Written exercise.
Within the listing below, locate all lines containing the word "text". Copy each one.

Dataset records:
----------

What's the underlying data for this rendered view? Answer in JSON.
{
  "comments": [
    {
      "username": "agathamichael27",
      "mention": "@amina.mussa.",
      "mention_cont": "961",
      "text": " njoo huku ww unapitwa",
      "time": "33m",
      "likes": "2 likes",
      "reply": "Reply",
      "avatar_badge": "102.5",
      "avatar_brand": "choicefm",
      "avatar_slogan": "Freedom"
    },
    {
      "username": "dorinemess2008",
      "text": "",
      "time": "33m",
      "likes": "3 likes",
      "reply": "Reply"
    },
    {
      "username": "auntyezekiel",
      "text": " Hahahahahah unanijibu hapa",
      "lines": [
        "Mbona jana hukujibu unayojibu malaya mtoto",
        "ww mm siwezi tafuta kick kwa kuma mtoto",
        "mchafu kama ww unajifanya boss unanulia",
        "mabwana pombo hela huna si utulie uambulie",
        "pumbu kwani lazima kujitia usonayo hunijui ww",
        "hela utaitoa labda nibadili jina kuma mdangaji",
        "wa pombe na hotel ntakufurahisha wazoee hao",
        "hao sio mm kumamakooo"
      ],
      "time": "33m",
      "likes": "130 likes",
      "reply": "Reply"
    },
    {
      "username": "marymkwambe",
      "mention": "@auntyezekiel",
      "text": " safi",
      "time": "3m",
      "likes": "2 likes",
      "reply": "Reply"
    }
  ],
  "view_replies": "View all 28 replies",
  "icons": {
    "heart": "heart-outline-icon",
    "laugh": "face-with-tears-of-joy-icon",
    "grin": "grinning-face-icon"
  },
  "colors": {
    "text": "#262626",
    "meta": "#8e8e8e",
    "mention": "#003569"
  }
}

----------

Answer to this task.
      "text": " njoo huku ww unapitwa",
      "text": "",
      "text": " Hahahahahah unanijibu hapa",
      "text": " safi",
    "text": "#262626",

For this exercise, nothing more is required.